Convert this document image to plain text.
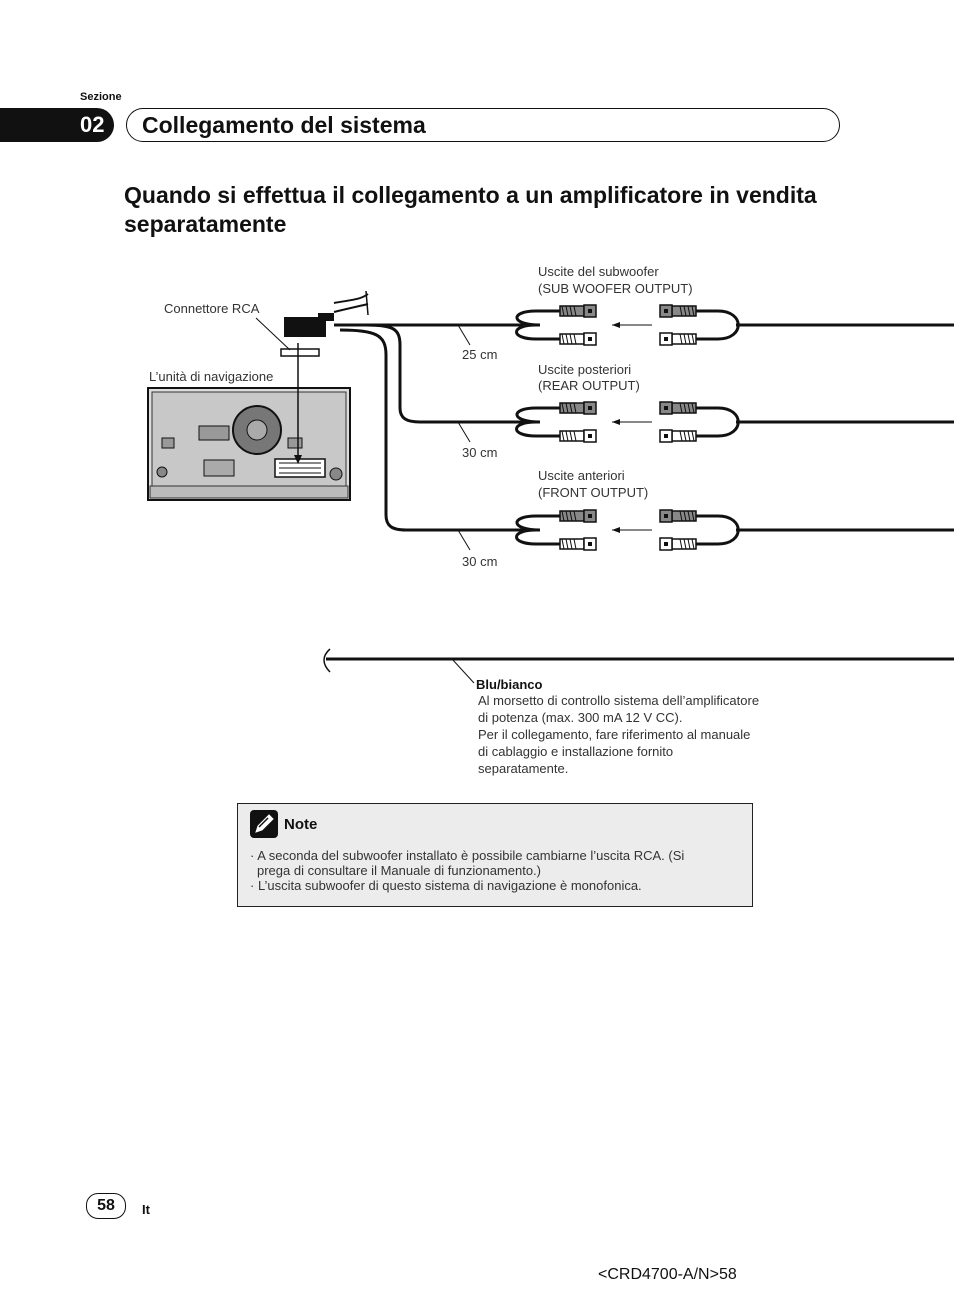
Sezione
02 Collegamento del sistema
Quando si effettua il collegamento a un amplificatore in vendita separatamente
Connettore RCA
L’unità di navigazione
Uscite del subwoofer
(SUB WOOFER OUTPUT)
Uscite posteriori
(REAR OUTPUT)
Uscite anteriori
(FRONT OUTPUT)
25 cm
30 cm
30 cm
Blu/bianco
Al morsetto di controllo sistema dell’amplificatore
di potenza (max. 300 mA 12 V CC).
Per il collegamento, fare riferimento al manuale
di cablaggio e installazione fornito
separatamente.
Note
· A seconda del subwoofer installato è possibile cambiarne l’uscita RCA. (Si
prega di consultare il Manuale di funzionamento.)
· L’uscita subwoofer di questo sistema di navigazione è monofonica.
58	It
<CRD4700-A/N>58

++++++++

## Request
Repeat all of the entries word for word, but omit the pictures.

## Right answer
Convert this document image to plain text.
Sezione
02 Collegamento del sistema
Quando si effettua il collegamento a un amplificatore in vendita separatamente
Connettore RCA
L’unità di navigazione
Uscite del subwoofer
(SUB WOOFER OUTPUT)
Uscite posteriori
(REAR OUTPUT)
Uscite anteriori
(FRONT OUTPUT)
25 cm
30 cm
30 cm
Blu/bianco
Al morsetto di controllo sistema dell’amplificatore
di potenza (max. 300 mA 12 V CC).
Per il collegamento, fare riferimento al manuale
di cablaggio e installazione fornito
separatamente.
Note
· A seconda del subwoofer installato è possibile cambiarne l’uscita RCA. (Si
prega di consultare il Manuale di funzionamento.)
· L’uscita subwoofer di questo sistema di navigazione è monofonica.
58	It
<CRD4700-A/N>58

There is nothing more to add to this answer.